Pull out every line below holding the word "Glass".

╭──

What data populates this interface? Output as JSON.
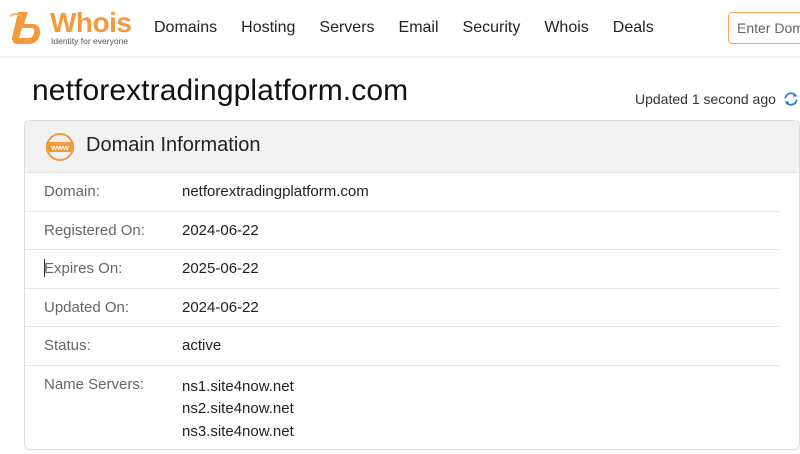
{
  "header": {
    "logo_word": "Whois",
    "logo_tagline": "Identity for everyone",
    "nav": [
      "Domains",
      "Hosting",
      "Servers",
      "Email",
      "Security",
      "Whois",
      "Deals"
    ],
    "search_placeholder": "Enter Domain"
  },
  "page": {
    "title": "netforextradingplatform.com",
    "updated": "Updated 1 second ago"
  },
  "card": {
    "title": "Domain Information",
    "rows": [
      {
        "label": "Domain:",
        "value": "netforextradingplatform.com"
      },
      {
        "label": "Registered On:",
        "value": "2024-06-22"
      },
      {
        "label": "Expires On:",
        "value": "2025-06-22"
      },
      {
        "label": "Updated On:",
        "value": "2024-06-22"
      },
      {
        "label": "Status:",
        "value": "active"
      }
    ],
    "name_servers_label": "Name Servers:",
    "name_servers": [
      "ns1.site4now.net",
      "ns2.site4now.net",
      "ns3.site4now.net"
    ]
  },
  "colors": {
    "brand_orange": "#f39a3c",
    "refresh_blue": "#2b7de1"
  }
}
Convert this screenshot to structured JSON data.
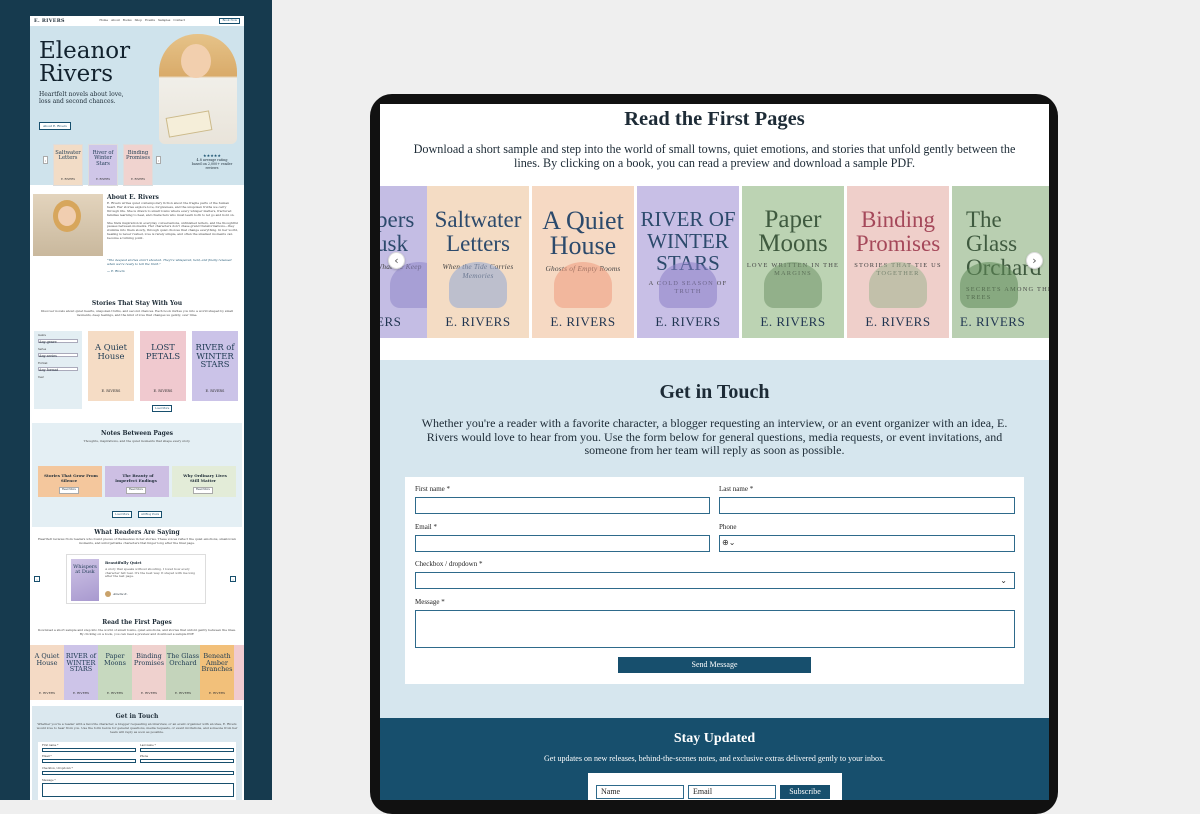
{
  "site": {
    "brand": "E. RIVERS",
    "nav": [
      "Home",
      "About",
      "Books",
      "Shop",
      "Events",
      "Samples",
      "Contact"
    ],
    "nav_button": "Book Now"
  },
  "hero": {
    "name": "Eleanor Rivers",
    "tagline": "Heartfelt novels about love, loss and second chances.",
    "cta": "About E. Rivers",
    "stars": "★★★★★",
    "rating": "4.8 average rating",
    "rating_sub": "based on 2,000+ reader reviews",
    "covers": [
      {
        "title": "Saltwater Letters",
        "author": "E. RIVERS",
        "color": "#f2dcc6"
      },
      {
        "title": "River of Winter Stars",
        "author": "E. RIVERS",
        "color": "#cfc6e8"
      },
      {
        "title": "Binding Promises",
        "author": "E. RIVERS",
        "color": "#f0d3cf"
      }
    ]
  },
  "about": {
    "title": "About E. Rivers",
    "para1": "E. Rivers writes quiet contemporary fiction about the fragile parts of the human heart. Her stories explore love, forgiveness, and the unspoken truths we carry through life. She is drawn to small towns where every whisper matters, fractured families learning to heal, and characters who must learn both to let go and hold on.",
    "para2": "She finds inspiration in everyday conversations, unfinished letters, and the thoughtful pauses between moments. Her characters don't chase grand transformations—they stumble into them slowly, through quiet choices that change everything. In her world, healing is never rushed, love is rarely simple, and often the smallest moments can become a turning point.",
    "quote": "\"The deepest stories aren't shouted. They're whispered, held, and finally released when we're ready to tell the truth.\"",
    "quote_by": "— E. Rivers"
  },
  "stories": {
    "title": "Stories That Stay With You",
    "sub": "Discover novels about quiet hearts, unspoken truths, and second chances. Each book invites you into a world shaped by small moments, deep feelings, and the kind of love that changes us gently, over time.",
    "filters": [
      "Genre",
      "Series",
      "Format",
      "Year"
    ],
    "filter_values": [
      "Any genre",
      "Any series",
      "Any format"
    ],
    "books": [
      {
        "title": "A Quiet House",
        "author": "E. RIVERS",
        "color": "#f5dcc5"
      },
      {
        "title": "LOST PETALS",
        "author": "E. RIVERS",
        "color": "#f0c9cf"
      },
      {
        "title": "RIVER of WINTER STARS",
        "author": "E. RIVERS",
        "color": "#cbc3e8"
      }
    ],
    "load": "Load More"
  },
  "notes": {
    "title": "Notes Between Pages",
    "sub": "Thoughts, inspirations, and the quiet moments that shape every story.",
    "cards": [
      {
        "title": "Stories That Grow From Silence",
        "color": "#f4c79d",
        "button": "Read More"
      },
      {
        "title": "The Beauty of Imperfect Endings",
        "color": "#cdbfe3",
        "button": "Read More"
      },
      {
        "title": "Why Ordinary Lives Still Matter",
        "color": "#e3ecd8",
        "button": "Read More"
      }
    ],
    "btn1": "Load More",
    "btn2": "All Blog Posts"
  },
  "readers": {
    "title": "What Readers Are Saying",
    "sub": "Heartfelt reviews from readers who found pieces of themselves in her stories. These voices reflect the quiet emotions, small-town moments, and unforgettable characters that linger long after the final page.",
    "book": "Whispers at Dusk",
    "book_author": "E. RIVERS",
    "review_title": "Beautifully Quiet",
    "review_text": "A story that speaks without shouting. I loved how every character felt real. It's the best way. It stayed with me long after the last page.",
    "reviewer": "Amelie K."
  },
  "first_pages_small": {
    "title": "Read the First Pages",
    "sub": "Download a short sample and step into the world of small towns, quiet emotions, and stories that unfold gently between the lines. By clicking on a book, you can read a preview and download a sample PDF.",
    "books": [
      {
        "title": "A Quiet House",
        "color": "#f4dac5"
      },
      {
        "title": "RIVER of WINTER STARS",
        "color": "#cdc4e8"
      },
      {
        "title": "Paper Moons",
        "color": "#c7d9bf"
      },
      {
        "title": "Binding Promises",
        "color": "#efd1ce"
      },
      {
        "title": "The Glass Orchard",
        "color": "#c4d4bb"
      },
      {
        "title": "Beneath Amber Branches",
        "color": "#f2c07a"
      },
      {
        "title": "E.",
        "color": "#f0cbd0"
      }
    ],
    "author": "E. RIVERS"
  },
  "get_in_touch_small": {
    "title": "Get in Touch",
    "sub": "Whether you're a reader with a favorite character, a blogger requesting an interview, or an event organizer with an idea, E. Rivers would love to hear from you. Use the form below for general questions, media requests, or event invitations, and someone from her team will reply as soon as possible."
  },
  "tablet": {
    "read": {
      "title": "Read the First Pages",
      "sub": "Download a short sample and step into the world of small towns, quiet emotions, and stories that unfold gently between the lines. By clicking on a book, you can read a preview and download a sample PDF.",
      "books": [
        {
          "title": "Whispers at Dusk",
          "line1": "pers",
          "line2": "usk",
          "sub": "What We Keep",
          "author": "ERS",
          "color": "#c4bde4"
        },
        {
          "title": "Saltwater Letters",
          "sub": "When the Tide Carries Memories",
          "author": "E. RIVERS",
          "color": "#f4dcc4"
        },
        {
          "title": "A Quiet House",
          "sub": "Ghosts of Empty Rooms",
          "author": "E. RIVERS",
          "color": "#f6d9c3"
        },
        {
          "title": "RIVER OF WINTER STARS",
          "sub": "A COLD SEASON OF TRUTH",
          "author": "E. RIVERS",
          "color": "#c8bfe6"
        },
        {
          "title": "Paper Moons",
          "sub": "LOVE WRITTEN IN THE MARGINS",
          "author": "E. RIVERS",
          "color": "#bcd3b3"
        },
        {
          "title": "Binding Promises",
          "sub": "STORIES THAT TIE US TOGETHER",
          "author": "E. RIVERS",
          "color": "#efcfca"
        },
        {
          "title": "The Glass Orchard",
          "sub": "SECRETS AMONG THE TREES",
          "author": "E. RIVERS",
          "color": "#b9cfb1"
        }
      ]
    },
    "touch": {
      "title": "Get in Touch",
      "sub": "Whether you're a reader with a favorite character, a blogger requesting an interview, or an event organizer with an idea, E. Rivers would love to hear from you. Use the form below for general questions, media requests, or event invitations, and someone from her team will reply as soon as possible.",
      "first_name": "First name *",
      "last_name": "Last name *",
      "email": "Email *",
      "phone": "Phone",
      "dropdown": "Checkbox / dropdown *",
      "message": "Message *",
      "send": "Send Message"
    },
    "stay": {
      "title": "Stay Updated",
      "sub": "Get updates on new releases, behind-the-scenes notes, and exclusive extras delivered gently to your inbox.",
      "name_ph": "Name",
      "email_ph": "Email",
      "subscribe": "Subscribe"
    }
  },
  "colors": {
    "accent": "#174f6d",
    "dark_bg": "#163a4e",
    "hero_bg": "#cfe3ec"
  }
}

╰──

▸ **SOLVED PROBLEM**:
        "title": "The Glass Orchard",
          "title": "The Glass Orchard",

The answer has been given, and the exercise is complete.